> [TASK GOAL]:
Determine how many lines below hold the string "locales". Reply with the number alone.

> [DATA FOR THIS TASK]:

***

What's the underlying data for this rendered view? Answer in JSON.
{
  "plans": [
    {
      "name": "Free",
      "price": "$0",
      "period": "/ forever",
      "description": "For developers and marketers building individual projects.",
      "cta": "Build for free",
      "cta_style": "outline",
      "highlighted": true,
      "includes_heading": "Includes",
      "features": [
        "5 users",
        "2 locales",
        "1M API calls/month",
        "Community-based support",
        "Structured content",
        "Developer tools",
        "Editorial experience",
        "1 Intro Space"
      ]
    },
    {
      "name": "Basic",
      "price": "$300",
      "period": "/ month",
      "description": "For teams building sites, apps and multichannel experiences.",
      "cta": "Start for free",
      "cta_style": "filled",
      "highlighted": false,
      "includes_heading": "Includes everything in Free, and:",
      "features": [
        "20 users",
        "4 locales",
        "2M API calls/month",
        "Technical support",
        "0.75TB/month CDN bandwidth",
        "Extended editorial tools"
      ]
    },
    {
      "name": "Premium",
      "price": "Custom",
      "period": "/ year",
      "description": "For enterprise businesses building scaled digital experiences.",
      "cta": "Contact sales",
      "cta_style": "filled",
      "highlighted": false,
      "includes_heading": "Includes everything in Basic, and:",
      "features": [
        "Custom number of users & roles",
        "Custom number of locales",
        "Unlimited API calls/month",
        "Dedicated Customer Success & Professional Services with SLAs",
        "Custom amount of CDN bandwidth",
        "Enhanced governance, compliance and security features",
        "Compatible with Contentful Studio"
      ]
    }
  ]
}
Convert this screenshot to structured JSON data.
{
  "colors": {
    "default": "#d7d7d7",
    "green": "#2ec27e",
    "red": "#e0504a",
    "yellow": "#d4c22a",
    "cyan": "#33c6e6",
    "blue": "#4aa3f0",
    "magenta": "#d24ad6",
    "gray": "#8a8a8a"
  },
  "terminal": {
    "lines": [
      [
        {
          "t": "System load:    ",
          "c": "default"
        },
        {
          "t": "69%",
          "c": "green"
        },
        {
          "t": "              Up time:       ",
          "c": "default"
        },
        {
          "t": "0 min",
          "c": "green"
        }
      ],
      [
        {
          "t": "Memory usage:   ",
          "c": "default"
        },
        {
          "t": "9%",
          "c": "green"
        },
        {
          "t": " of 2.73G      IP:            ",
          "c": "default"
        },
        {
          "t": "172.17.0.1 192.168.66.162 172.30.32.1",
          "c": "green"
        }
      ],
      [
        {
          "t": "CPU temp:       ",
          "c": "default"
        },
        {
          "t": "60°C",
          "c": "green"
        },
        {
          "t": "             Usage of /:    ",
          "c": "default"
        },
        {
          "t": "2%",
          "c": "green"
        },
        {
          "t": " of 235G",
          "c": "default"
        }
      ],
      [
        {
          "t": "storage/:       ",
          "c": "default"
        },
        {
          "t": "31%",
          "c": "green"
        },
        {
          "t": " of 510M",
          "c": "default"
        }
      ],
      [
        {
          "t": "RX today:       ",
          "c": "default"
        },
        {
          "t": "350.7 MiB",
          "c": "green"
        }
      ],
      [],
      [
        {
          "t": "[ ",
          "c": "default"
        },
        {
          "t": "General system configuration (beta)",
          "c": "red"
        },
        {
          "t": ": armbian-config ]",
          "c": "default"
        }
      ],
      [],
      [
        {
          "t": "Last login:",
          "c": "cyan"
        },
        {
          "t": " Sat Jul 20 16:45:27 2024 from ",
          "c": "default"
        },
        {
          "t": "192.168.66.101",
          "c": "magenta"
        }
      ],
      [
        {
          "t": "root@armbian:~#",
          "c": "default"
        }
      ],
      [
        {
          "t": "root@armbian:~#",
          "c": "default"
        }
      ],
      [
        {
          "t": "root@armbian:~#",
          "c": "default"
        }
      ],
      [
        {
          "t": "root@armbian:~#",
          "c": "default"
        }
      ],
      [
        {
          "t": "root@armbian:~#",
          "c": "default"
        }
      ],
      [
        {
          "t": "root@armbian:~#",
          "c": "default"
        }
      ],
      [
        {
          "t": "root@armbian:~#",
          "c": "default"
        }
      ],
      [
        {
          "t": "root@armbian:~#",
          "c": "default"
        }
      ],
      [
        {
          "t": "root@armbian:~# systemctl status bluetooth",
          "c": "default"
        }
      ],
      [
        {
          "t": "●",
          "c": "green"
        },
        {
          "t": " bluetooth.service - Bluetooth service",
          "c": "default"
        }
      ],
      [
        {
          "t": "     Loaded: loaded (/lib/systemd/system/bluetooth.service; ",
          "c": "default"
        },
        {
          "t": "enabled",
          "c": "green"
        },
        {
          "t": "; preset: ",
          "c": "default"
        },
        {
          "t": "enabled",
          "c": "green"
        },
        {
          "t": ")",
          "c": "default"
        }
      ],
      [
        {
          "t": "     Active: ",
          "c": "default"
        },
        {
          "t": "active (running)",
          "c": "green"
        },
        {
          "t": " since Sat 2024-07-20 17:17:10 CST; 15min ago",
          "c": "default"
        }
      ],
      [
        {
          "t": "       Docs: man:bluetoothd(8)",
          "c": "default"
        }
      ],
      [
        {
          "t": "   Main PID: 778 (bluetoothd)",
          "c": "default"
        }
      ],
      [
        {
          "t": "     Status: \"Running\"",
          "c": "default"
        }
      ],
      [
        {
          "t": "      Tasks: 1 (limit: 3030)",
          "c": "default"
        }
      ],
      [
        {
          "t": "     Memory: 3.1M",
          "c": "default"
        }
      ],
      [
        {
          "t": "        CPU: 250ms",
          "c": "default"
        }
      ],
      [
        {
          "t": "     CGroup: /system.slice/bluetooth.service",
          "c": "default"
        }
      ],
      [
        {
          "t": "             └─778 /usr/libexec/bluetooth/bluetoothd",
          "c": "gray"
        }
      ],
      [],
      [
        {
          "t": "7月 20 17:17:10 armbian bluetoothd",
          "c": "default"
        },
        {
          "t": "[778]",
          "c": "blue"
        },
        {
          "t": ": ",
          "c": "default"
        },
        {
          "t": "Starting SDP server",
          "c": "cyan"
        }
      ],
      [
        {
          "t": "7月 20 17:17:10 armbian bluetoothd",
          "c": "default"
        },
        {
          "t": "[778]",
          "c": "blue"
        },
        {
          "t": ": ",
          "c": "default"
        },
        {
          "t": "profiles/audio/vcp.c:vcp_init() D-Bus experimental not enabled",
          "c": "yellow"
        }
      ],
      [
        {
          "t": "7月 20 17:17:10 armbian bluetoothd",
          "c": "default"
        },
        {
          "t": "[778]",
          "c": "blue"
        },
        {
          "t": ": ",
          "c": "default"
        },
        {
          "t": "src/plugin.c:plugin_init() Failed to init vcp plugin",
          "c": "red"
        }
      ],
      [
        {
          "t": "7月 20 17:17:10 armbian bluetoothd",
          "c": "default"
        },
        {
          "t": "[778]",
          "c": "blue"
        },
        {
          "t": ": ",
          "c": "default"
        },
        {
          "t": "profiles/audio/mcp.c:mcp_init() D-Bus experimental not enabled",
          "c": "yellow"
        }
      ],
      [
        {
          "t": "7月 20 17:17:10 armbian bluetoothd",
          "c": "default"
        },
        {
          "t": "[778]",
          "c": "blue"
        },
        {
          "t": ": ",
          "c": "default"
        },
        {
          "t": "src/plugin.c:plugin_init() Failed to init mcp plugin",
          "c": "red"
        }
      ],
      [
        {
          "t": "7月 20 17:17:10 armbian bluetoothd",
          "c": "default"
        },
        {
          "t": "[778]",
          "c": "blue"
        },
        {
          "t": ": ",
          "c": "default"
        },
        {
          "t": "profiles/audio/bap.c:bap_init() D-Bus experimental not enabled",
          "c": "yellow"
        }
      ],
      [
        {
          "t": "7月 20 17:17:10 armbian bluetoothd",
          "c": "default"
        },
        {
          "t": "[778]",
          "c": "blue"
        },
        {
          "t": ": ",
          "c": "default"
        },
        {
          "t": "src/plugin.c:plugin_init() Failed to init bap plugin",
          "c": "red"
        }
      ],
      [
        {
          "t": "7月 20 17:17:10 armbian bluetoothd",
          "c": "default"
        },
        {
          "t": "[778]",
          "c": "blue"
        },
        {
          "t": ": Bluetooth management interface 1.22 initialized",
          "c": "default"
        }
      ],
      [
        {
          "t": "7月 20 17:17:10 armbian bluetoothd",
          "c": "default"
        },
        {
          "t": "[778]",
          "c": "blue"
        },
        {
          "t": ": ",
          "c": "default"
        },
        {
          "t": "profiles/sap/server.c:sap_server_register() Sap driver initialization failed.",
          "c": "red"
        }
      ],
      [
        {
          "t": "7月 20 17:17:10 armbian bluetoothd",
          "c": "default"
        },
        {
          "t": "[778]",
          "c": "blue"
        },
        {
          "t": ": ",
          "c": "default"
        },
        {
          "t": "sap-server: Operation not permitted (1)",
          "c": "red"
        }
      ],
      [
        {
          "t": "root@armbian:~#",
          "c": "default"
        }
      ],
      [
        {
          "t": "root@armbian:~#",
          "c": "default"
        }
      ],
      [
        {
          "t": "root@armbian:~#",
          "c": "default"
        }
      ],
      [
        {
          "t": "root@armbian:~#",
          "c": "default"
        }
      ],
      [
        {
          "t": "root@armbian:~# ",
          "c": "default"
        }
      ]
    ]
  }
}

***

> [TASK RESULT]:
3